:: Records for the task ::
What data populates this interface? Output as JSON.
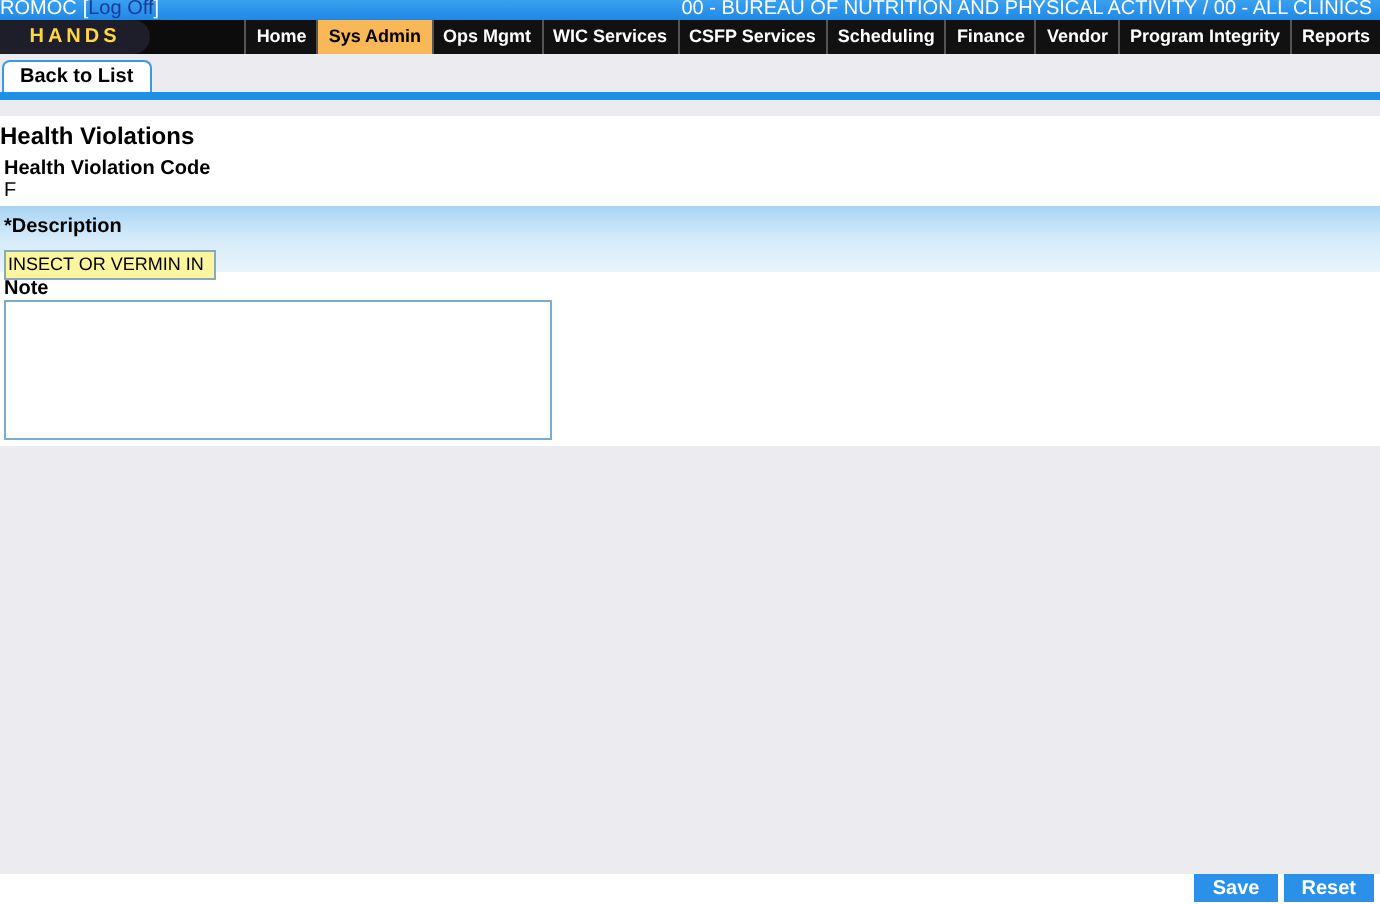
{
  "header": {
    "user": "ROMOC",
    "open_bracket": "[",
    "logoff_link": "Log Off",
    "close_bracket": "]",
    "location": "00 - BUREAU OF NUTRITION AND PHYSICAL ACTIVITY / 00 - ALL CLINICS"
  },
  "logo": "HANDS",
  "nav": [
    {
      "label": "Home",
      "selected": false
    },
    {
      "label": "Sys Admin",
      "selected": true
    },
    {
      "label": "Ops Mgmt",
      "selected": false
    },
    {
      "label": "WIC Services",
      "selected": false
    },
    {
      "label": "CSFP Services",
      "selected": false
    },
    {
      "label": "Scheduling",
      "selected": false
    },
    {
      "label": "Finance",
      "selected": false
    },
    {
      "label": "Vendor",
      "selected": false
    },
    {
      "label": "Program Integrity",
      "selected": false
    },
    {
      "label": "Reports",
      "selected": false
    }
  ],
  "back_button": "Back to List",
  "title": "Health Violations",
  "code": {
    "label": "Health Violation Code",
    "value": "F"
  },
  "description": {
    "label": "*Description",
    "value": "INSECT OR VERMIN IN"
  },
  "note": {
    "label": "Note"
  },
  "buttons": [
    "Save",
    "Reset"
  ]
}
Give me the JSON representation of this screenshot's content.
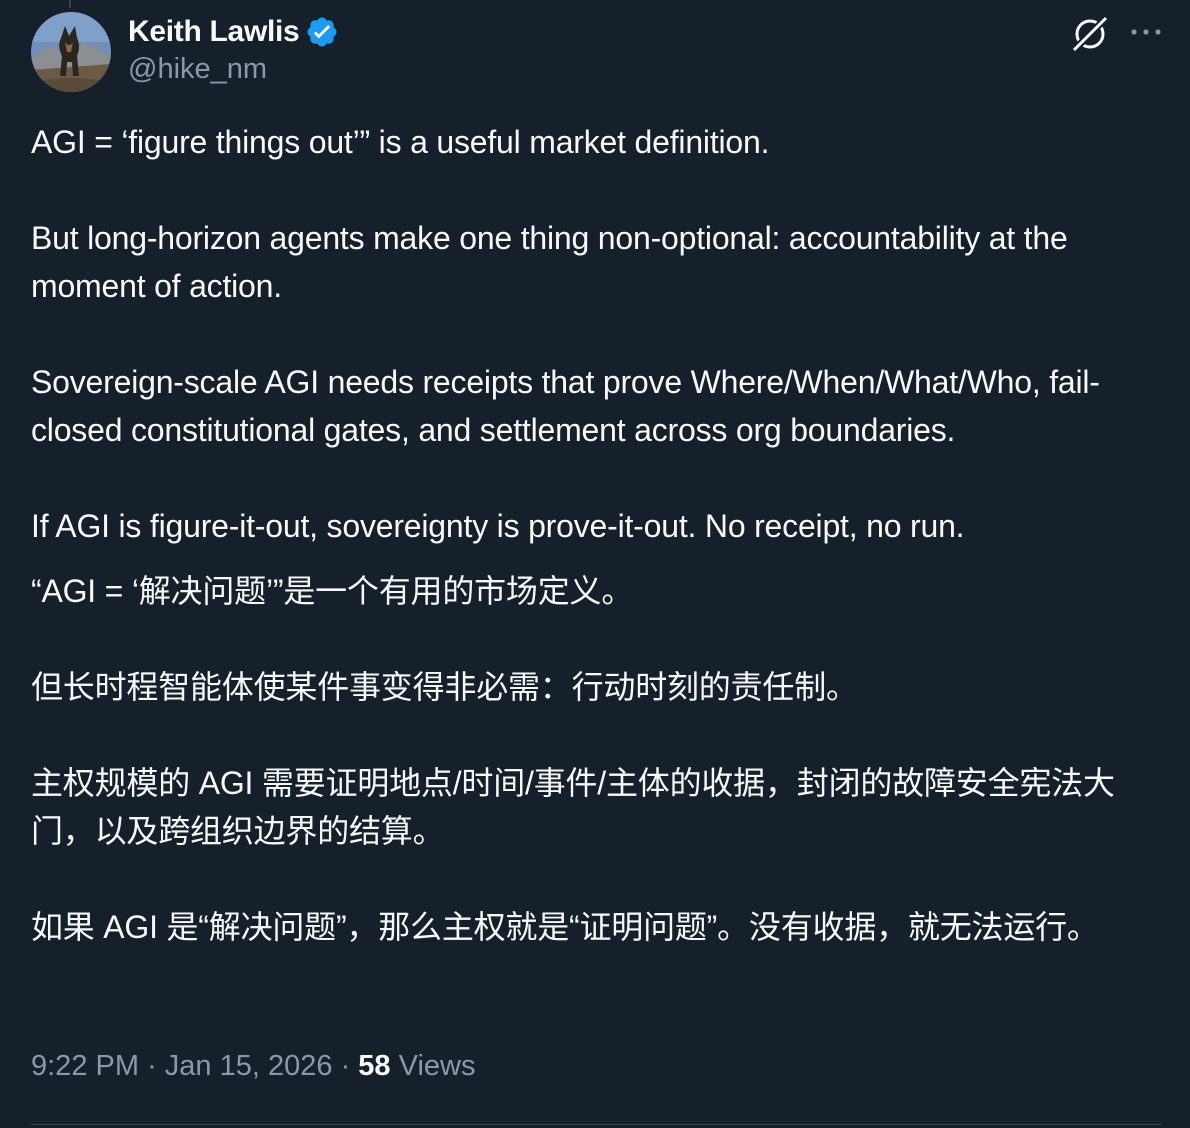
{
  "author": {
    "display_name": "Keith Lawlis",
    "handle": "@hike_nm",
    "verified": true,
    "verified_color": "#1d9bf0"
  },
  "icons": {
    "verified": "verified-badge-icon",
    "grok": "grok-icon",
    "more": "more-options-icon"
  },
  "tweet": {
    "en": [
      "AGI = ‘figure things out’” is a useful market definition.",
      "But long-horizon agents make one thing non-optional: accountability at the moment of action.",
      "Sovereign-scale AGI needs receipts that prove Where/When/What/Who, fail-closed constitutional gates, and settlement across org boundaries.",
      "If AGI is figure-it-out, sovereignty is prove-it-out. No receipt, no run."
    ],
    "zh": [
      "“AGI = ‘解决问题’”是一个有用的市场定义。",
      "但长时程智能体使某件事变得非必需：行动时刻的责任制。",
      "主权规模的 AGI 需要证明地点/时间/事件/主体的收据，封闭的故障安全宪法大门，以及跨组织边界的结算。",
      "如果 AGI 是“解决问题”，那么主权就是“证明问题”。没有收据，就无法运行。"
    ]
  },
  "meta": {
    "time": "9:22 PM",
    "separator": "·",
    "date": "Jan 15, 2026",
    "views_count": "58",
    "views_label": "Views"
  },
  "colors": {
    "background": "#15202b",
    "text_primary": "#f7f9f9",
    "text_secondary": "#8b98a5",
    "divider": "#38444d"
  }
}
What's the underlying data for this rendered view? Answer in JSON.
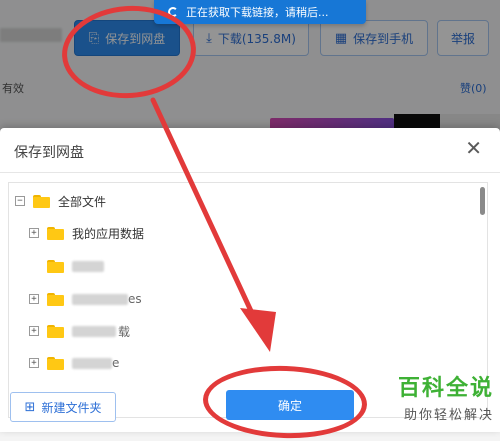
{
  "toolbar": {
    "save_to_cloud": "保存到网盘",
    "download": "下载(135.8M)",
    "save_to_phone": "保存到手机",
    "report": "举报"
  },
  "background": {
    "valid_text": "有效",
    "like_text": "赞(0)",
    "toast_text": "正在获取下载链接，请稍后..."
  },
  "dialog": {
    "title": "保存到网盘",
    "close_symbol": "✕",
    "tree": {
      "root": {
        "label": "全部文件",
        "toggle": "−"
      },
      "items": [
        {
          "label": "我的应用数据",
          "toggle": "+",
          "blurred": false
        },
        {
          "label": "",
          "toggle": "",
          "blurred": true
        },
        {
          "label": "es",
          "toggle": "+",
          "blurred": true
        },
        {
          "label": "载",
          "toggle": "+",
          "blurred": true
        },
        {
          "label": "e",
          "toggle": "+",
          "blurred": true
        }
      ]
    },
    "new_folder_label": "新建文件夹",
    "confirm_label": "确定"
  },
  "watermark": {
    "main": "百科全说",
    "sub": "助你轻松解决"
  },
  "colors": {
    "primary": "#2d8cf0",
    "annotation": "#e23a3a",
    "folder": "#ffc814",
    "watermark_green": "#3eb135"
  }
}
:::
Select every line above that contains the word "data", and copy it.

[Answer to this exercise]
What data populates this interface? Output as JSON.
What's the underlying data for this rendered view? Answer in JSON.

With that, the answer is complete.